● **What is expected**
Without the pictures, copy the entries below word for word.

Extracted data entries
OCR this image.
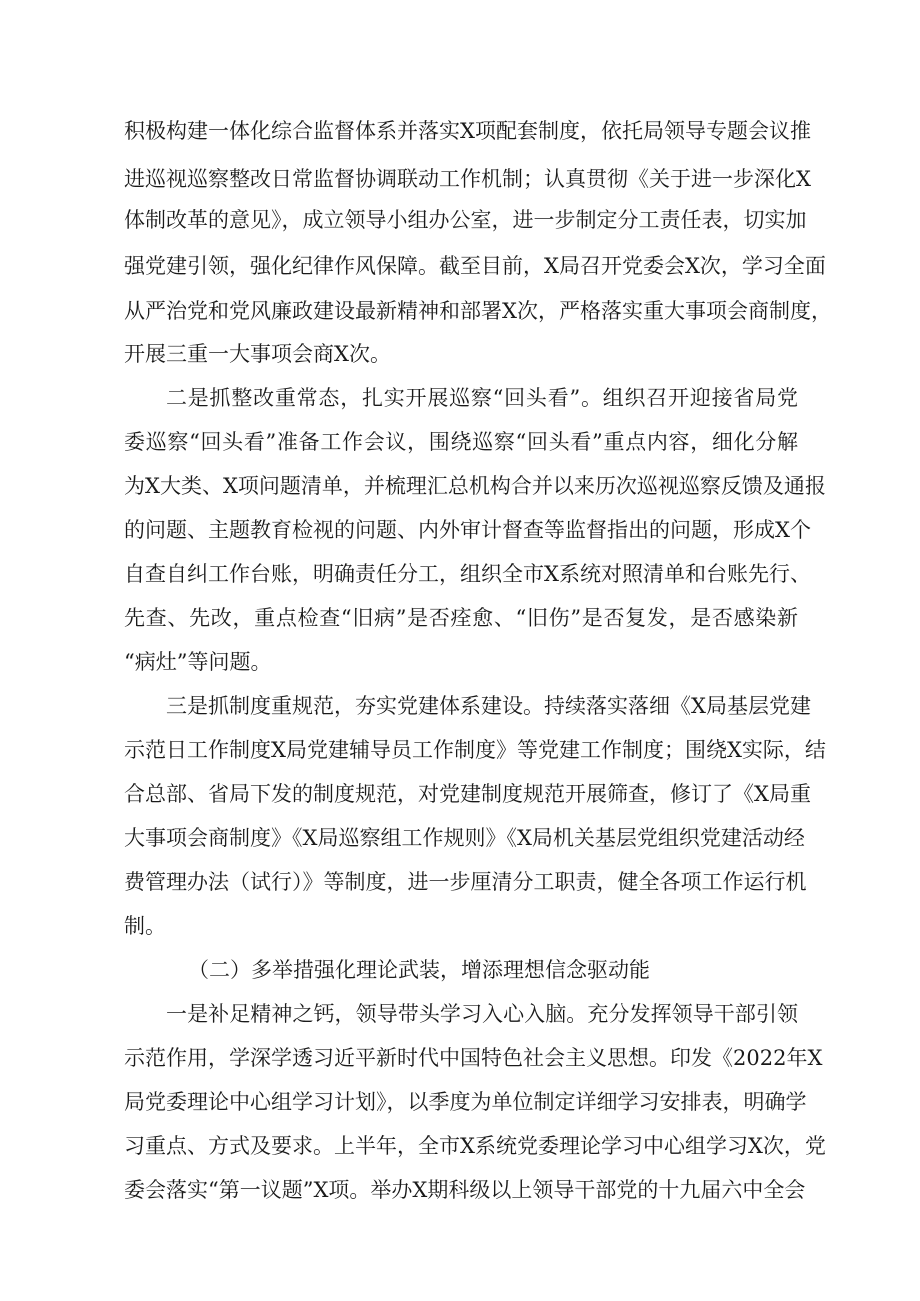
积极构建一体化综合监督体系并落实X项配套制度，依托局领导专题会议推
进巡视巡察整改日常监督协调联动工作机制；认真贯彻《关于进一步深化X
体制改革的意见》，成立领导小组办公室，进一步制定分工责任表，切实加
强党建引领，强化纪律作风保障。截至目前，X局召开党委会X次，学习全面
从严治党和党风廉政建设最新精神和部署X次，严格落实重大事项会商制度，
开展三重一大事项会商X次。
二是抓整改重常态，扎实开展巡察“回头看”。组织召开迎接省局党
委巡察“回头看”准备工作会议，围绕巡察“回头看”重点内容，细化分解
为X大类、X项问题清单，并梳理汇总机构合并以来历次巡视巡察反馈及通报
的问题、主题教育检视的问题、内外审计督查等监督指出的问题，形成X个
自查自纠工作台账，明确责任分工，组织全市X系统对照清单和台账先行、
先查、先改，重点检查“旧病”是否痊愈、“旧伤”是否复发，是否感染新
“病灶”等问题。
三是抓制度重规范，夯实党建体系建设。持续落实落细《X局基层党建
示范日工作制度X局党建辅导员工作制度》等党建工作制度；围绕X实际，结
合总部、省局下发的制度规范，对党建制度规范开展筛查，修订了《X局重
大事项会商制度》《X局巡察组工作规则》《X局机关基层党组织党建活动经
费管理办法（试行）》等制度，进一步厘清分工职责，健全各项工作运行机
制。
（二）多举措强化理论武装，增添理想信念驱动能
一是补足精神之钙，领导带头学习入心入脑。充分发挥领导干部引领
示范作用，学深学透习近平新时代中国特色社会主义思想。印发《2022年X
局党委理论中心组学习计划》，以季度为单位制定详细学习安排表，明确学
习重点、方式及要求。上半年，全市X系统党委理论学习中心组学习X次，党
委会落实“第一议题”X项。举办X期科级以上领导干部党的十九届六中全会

● **Task result**
OCR this image.
积极构建一体化综合监督体系并落实X项配套制度，依托局领导专题会议推
进巡视巡察整改日常监督协调联动工作机制；认真贯彻《关于进一步深化X
体制改革的意见》，成立领导小组办公室，进一步制定分工责任表，切实加
强党建引领，强化纪律作风保障。截至目前，X局召开党委会X次，学习全面
从严治党和党风廉政建设最新精神和部署X次，严格落实重大事项会商制度，
开展三重一大事项会商X次。
二是抓整改重常态，扎实开展巡察“回头看”。组织召开迎接省局党
委巡察“回头看”准备工作会议，围绕巡察“回头看”重点内容，细化分解
为X大类、X项问题清单，并梳理汇总机构合并以来历次巡视巡察反馈及通报
的问题、主题教育检视的问题、内外审计督查等监督指出的问题，形成X个
自查自纠工作台账，明确责任分工，组织全市X系统对照清单和台账先行、
先查、先改，重点检查“旧病”是否痊愈、“旧伤”是否复发，是否感染新
“病灶”等问题。
三是抓制度重规范，夯实党建体系建设。持续落实落细《X局基层党建
示范日工作制度X局党建辅导员工作制度》等党建工作制度；围绕X实际，结
合总部、省局下发的制度规范，对党建制度规范开展筛查，修订了《X局重
大事项会商制度》《X局巡察组工作规则》《X局机关基层党组织党建活动经
费管理办法（试行）》等制度，进一步厘清分工职责，健全各项工作运行机
制。
（二）多举措强化理论武装，增添理想信念驱动能
一是补足精神之钙，领导带头学习入心入脑。充分发挥领导干部引领
示范作用，学深学透习近平新时代中国特色社会主义思想。印发《2022年X
局党委理论中心组学习计划》，以季度为单位制定详细学习安排表，明确学
习重点、方式及要求。上半年，全市X系统党委理论学习中心组学习X次，党
委会落实“第一议题”X项。举办X期科级以上领导干部党的十九届六中全会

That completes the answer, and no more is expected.